Brief:
Copy every line of the data that includes the string "arcsec".

Supplied material:
+-------+

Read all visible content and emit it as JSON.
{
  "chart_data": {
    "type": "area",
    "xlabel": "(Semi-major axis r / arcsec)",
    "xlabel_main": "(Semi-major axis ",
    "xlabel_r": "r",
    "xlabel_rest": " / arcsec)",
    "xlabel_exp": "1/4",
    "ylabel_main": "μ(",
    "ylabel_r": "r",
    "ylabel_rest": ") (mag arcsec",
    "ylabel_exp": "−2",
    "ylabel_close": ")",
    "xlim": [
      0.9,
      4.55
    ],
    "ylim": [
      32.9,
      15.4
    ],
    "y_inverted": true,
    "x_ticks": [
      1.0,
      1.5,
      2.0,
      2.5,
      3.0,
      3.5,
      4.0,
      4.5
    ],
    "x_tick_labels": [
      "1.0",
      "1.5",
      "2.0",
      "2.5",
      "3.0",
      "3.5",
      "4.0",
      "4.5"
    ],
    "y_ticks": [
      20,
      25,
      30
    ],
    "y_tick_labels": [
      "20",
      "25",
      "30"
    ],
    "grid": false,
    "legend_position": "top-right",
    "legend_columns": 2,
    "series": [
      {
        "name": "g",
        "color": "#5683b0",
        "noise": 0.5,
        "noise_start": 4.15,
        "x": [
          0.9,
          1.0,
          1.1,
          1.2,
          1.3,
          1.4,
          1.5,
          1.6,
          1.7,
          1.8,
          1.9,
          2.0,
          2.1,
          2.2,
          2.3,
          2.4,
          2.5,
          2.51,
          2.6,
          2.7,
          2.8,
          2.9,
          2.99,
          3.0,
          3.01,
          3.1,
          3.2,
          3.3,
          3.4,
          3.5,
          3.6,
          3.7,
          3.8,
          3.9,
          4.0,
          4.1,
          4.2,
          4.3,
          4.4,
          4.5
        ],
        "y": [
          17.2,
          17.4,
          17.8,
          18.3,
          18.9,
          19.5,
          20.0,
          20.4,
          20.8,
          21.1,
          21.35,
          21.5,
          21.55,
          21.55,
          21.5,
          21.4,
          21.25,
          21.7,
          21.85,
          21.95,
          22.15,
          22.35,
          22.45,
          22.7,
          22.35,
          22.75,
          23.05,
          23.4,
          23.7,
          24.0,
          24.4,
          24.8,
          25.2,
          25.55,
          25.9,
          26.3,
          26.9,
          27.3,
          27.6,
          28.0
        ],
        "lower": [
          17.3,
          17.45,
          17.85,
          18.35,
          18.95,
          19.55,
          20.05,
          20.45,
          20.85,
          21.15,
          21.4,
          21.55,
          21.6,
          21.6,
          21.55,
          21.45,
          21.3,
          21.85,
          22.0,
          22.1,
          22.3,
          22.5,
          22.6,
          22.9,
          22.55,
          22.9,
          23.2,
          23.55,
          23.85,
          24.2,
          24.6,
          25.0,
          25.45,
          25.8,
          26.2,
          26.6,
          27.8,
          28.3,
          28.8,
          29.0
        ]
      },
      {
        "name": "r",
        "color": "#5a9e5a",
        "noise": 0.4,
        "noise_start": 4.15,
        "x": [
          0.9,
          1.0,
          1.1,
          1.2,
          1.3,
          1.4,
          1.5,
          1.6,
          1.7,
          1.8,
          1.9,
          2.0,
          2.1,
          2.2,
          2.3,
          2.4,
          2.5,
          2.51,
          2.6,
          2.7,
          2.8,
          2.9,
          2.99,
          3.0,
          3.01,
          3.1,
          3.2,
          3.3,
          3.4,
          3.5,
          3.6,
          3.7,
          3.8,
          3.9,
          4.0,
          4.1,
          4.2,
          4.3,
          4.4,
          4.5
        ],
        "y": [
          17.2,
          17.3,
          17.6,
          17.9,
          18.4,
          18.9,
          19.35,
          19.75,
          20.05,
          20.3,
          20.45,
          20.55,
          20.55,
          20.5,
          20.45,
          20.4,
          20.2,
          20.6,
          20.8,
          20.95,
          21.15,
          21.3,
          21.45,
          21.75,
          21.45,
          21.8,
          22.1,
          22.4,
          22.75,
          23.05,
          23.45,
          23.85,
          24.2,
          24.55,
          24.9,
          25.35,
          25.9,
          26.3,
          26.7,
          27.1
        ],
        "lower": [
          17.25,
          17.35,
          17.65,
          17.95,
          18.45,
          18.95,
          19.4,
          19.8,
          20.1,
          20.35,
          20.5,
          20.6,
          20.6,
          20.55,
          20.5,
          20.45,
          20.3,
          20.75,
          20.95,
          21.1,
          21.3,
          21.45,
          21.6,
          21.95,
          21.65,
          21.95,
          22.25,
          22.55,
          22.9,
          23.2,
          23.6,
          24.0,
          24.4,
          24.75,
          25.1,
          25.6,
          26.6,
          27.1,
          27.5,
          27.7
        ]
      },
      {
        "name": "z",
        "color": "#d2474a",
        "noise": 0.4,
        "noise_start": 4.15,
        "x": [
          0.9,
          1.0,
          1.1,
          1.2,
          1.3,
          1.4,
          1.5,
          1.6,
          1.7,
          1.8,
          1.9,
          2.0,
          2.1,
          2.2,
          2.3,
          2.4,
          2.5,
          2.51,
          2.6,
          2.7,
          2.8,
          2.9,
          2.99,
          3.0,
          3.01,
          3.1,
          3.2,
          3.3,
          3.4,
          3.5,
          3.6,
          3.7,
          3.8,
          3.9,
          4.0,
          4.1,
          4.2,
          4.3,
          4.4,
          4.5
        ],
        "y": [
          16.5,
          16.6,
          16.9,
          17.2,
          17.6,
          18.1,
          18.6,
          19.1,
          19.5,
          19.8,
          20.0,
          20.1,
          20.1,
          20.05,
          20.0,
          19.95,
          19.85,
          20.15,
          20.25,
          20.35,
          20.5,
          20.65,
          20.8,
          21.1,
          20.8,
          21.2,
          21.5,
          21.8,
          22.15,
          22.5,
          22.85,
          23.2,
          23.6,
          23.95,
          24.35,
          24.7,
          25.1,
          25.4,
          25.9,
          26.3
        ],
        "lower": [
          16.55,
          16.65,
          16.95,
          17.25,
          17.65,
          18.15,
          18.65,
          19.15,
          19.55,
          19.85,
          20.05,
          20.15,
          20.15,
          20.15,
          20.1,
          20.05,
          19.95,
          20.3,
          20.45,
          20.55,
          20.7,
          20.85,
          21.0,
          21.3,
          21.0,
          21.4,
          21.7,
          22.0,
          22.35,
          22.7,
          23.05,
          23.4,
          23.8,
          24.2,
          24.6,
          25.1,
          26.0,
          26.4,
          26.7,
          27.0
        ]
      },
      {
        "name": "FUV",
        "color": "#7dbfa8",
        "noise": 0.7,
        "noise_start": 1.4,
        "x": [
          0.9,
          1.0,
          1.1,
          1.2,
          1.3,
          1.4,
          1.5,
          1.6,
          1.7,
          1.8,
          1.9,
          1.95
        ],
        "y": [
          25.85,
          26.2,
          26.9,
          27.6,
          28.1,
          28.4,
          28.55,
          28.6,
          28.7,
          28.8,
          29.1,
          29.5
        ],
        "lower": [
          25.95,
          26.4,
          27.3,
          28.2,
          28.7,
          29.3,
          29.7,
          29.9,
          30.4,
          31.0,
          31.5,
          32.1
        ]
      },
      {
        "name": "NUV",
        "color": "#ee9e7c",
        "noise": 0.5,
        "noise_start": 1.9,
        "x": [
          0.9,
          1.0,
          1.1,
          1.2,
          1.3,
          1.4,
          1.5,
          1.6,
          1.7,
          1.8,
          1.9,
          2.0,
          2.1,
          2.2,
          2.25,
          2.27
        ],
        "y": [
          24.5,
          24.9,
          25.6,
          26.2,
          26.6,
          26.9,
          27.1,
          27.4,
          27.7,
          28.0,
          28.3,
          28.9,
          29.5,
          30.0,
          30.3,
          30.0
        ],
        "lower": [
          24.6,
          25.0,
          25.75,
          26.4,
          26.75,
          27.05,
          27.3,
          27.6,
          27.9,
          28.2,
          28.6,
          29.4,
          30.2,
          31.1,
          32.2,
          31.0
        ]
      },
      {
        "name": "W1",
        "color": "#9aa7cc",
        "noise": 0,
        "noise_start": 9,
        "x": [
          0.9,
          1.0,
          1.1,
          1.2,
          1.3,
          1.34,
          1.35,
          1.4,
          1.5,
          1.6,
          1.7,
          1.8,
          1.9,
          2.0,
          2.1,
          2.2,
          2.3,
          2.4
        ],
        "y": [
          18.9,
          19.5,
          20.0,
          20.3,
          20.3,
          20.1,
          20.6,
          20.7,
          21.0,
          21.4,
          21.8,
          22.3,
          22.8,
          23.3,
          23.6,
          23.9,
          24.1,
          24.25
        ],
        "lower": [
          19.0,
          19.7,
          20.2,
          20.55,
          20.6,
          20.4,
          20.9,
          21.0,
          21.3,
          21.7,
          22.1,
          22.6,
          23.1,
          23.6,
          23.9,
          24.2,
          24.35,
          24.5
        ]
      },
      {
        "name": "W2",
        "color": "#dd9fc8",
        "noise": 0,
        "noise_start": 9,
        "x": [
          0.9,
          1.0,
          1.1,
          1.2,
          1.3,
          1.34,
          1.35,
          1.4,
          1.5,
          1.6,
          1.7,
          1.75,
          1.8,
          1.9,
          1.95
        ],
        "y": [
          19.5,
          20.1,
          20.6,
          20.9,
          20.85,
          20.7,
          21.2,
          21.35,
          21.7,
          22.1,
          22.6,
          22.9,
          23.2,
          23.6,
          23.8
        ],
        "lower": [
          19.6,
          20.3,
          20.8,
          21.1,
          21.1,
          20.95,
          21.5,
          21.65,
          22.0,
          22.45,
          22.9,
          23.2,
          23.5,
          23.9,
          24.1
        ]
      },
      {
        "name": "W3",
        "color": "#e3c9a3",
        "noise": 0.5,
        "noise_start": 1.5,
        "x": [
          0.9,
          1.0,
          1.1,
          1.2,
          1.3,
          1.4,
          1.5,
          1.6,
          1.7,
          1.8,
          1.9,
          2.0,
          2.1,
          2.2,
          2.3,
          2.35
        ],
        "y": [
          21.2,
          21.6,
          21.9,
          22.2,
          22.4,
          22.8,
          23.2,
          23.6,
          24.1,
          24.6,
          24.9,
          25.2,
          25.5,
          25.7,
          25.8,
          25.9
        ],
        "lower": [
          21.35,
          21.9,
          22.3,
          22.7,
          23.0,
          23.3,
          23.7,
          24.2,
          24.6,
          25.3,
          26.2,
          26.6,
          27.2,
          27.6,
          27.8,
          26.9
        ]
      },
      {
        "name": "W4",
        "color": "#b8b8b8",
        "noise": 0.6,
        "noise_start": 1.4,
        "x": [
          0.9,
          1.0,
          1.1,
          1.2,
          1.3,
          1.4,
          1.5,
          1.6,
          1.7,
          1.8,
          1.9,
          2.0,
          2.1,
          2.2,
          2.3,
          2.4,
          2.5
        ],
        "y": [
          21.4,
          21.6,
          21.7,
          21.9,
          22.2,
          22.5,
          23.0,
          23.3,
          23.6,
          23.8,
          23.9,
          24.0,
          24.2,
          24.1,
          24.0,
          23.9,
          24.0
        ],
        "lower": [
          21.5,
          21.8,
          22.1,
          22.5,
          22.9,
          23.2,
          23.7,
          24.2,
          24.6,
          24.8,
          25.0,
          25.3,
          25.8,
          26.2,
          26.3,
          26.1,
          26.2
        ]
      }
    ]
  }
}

+-------+

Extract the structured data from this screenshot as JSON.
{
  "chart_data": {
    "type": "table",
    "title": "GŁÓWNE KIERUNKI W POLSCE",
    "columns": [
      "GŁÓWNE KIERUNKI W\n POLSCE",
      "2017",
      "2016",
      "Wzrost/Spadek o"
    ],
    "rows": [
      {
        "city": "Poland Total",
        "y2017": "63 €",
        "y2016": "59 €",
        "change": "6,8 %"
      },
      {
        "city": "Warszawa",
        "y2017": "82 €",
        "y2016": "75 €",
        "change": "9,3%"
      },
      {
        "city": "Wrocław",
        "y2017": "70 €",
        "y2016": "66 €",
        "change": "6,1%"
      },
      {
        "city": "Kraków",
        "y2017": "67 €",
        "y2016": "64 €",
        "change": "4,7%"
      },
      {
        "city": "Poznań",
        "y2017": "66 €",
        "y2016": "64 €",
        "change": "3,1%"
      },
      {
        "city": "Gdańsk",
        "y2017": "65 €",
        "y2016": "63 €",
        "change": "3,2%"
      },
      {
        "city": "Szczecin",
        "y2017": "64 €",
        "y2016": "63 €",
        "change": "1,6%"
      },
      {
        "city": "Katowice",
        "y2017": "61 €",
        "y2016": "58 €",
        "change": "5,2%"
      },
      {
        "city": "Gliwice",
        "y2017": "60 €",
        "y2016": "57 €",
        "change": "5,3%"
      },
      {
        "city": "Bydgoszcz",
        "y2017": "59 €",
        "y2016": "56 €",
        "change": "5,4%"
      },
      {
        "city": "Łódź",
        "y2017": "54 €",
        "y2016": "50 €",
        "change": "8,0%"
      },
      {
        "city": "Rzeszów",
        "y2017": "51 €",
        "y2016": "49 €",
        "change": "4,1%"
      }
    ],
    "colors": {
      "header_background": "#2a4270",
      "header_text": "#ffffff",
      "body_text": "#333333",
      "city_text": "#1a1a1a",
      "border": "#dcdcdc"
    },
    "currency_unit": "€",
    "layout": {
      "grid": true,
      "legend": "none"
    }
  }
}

+-------+

Exercise output:
    "xlabel": "(Semi-major axis r / arcsec)",
    "xlabel_rest": " / arcsec)",
    "ylabel_rest": ") (mag arcsec",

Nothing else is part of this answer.